Copy out the lines of the records verbatim, beginning with the line that contains "comment-author-link[interactable]: Tepix (111, 922, 183, 957)" and ending with, and including, the line that contains "lightbulb-icon (1503, 72, 1541, 128)".

Spatial layout data
(begin)
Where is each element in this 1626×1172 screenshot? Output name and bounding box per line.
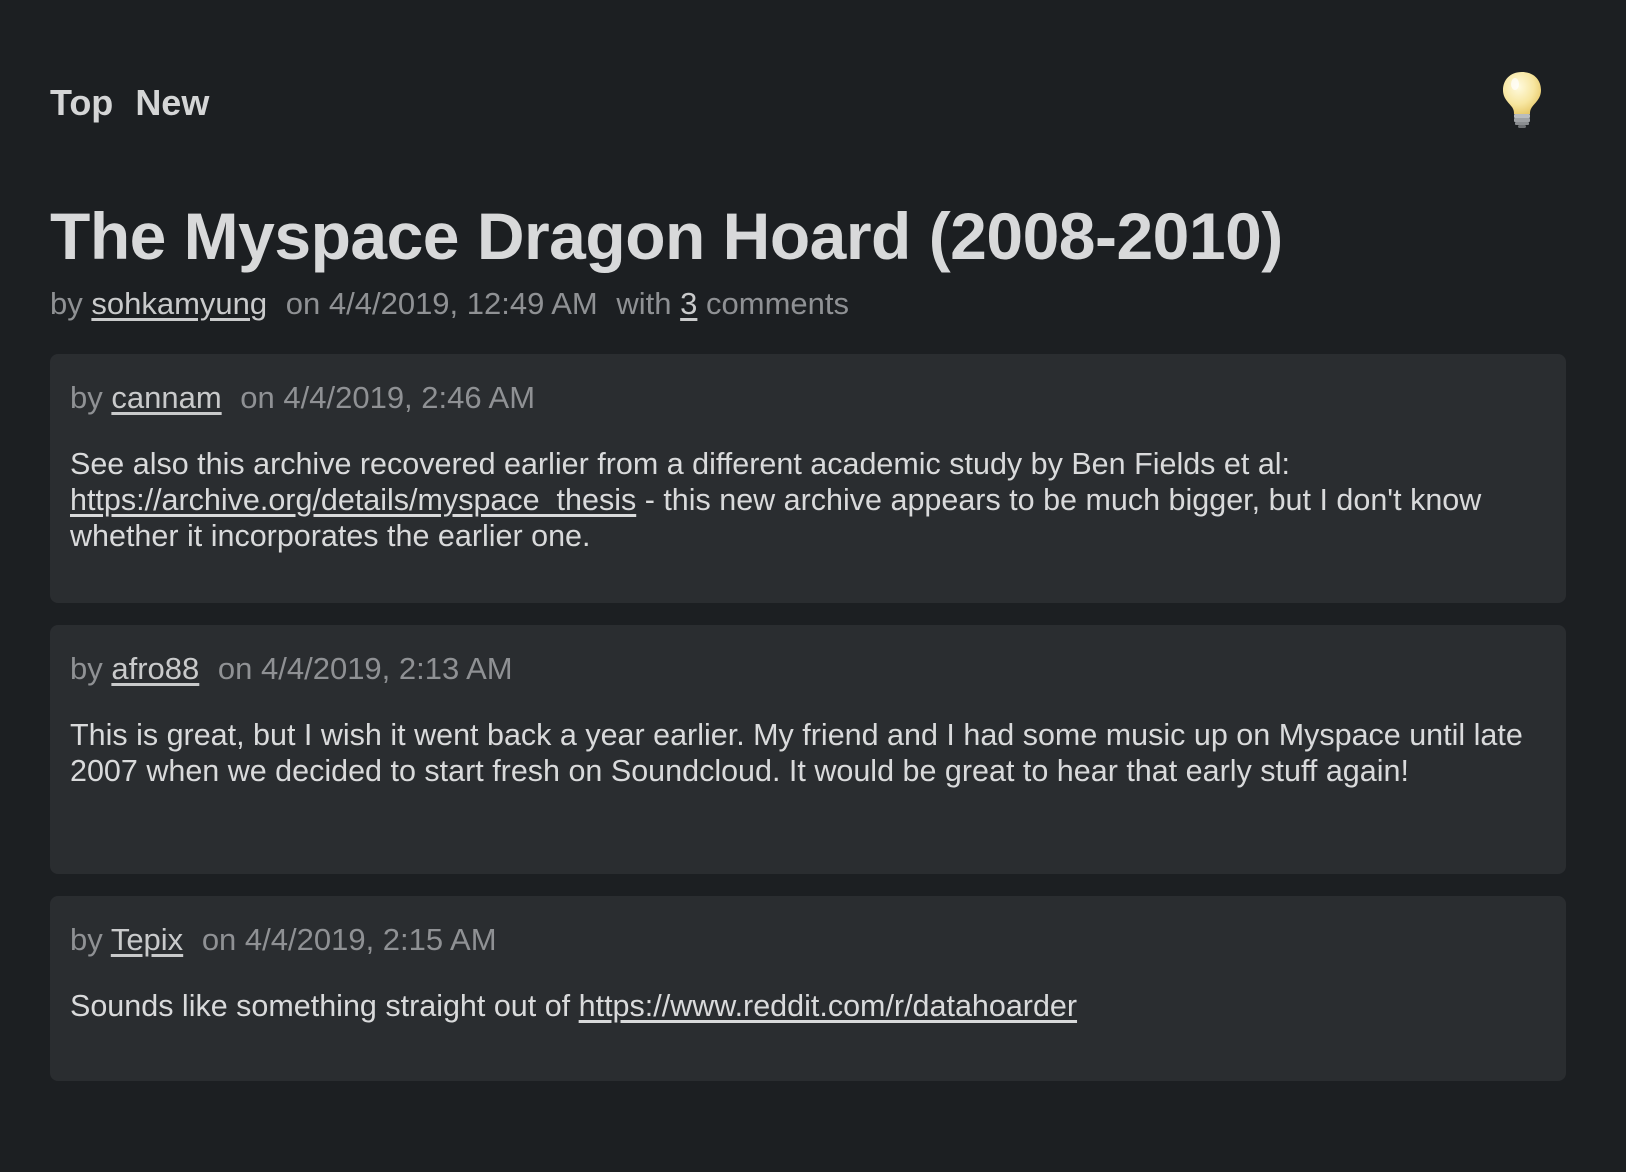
comment-author-link[interactable]: Tepix (111, 922, 183, 957)
comment-link[interactable]: https://archive.org/details/myspace_thes… (70, 483, 636, 517)
comment-date: on 4/4/2019, 2:15 AM (201, 922, 497, 957)
story-author-link[interactable]: sohkamyung (91, 286, 267, 321)
comment-link[interactable]: https://www.reddit.com/r/datahoarder (579, 989, 1077, 1023)
comment-date: on 4/4/2019, 2:46 AM (240, 380, 536, 415)
comment-body: This is great, but I wish it went back a… (70, 718, 1523, 788)
comment-by-prefix: by (70, 922, 103, 957)
comment-author-link[interactable]: cannam (111, 380, 221, 415)
comment-text: See also this archive recovered earlier … (70, 447, 1291, 481)
comment-card: by Tepix on 4/4/2019, 2:15 AM Sounds lik… (50, 896, 1566, 1081)
story-by-prefix: by (50, 286, 83, 321)
story-meta: by sohkamyung on 4/4/2019, 12:49 AM with… (50, 286, 849, 322)
comment-meta: by afro88 on 4/4/2019, 2:13 AM (70, 651, 1546, 687)
comment-meta: by Tepix on 4/4/2019, 2:15 AM (70, 922, 1546, 958)
comment-card: by cannam on 4/4/2019, 2:46 AM See also … (50, 354, 1566, 603)
story-comments-suffix: comments (706, 286, 849, 321)
lightbulb-icon (1503, 72, 1541, 128)
story-with-prefix: with (616, 286, 672, 321)
comment-list: by cannam on 4/4/2019, 2:46 AM See also … (50, 354, 1566, 1103)
nav-top-link[interactable]: Top (50, 82, 113, 124)
comment-meta: by cannam on 4/4/2019, 2:46 AM (70, 380, 1546, 416)
comment-by-prefix: by (70, 651, 103, 686)
story-date: on 4/4/2019, 12:49 AM (285, 286, 598, 321)
story-comment-count-link[interactable]: 3 (680, 286, 697, 321)
comment-card: by afro88 on 4/4/2019, 2:13 AM This is g… (50, 625, 1566, 874)
comment-body: Sounds like something straight out of ht… (70, 988, 1546, 1024)
story-title: The Myspace Dragon Hoard (2008-2010) (50, 199, 1283, 273)
comment-by-prefix: by (70, 380, 103, 415)
top-nav: Top New (50, 82, 209, 124)
comment-body: See also this archive recovered earlier … (70, 446, 1546, 554)
comment-text: Sounds like something straight out of (70, 989, 579, 1023)
comment-date: on 4/4/2019, 2:13 AM (217, 651, 513, 686)
nav-new-link[interactable]: New (135, 82, 209, 124)
comment-author-link[interactable]: afro88 (111, 651, 199, 686)
theme-toggle-button[interactable] (1500, 70, 1544, 130)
(end)
Response to this exercise:
comment-author-link[interactable]: Tepix (111, 922, 183, 957)
comment-link[interactable]: https://archive.org/details/myspace_thes… (70, 483, 636, 517)
comment-date: on 4/4/2019, 2:15 AM (201, 922, 497, 957)
story-author-link[interactable]: sohkamyung (91, 286, 267, 321)
comment-link[interactable]: https://www.reddit.com/r/datahoarder (579, 989, 1077, 1023)
comment-date: on 4/4/2019, 2:46 AM (240, 380, 536, 415)
comment-body: This is great, but I wish it went back a… (70, 718, 1523, 788)
comment-by-prefix: by (70, 922, 103, 957)
comment-author-link[interactable]: cannam (111, 380, 221, 415)
comment-text: See also this archive recovered earlier … (70, 447, 1291, 481)
comment-card: by Tepix on 4/4/2019, 2:15 AM Sounds lik… (50, 896, 1566, 1081)
story-by-prefix: by (50, 286, 83, 321)
story-meta: by sohkamyung on 4/4/2019, 12:49 AM with… (50, 286, 849, 322)
comment-meta: by afro88 on 4/4/2019, 2:13 AM (70, 651, 1546, 687)
comment-meta: by Tepix on 4/4/2019, 2:15 AM (70, 922, 1546, 958)
comment-card: by cannam on 4/4/2019, 2:46 AM See also … (50, 354, 1566, 603)
story-comments-suffix: comments (706, 286, 849, 321)
lightbulb-icon (1503, 72, 1541, 128)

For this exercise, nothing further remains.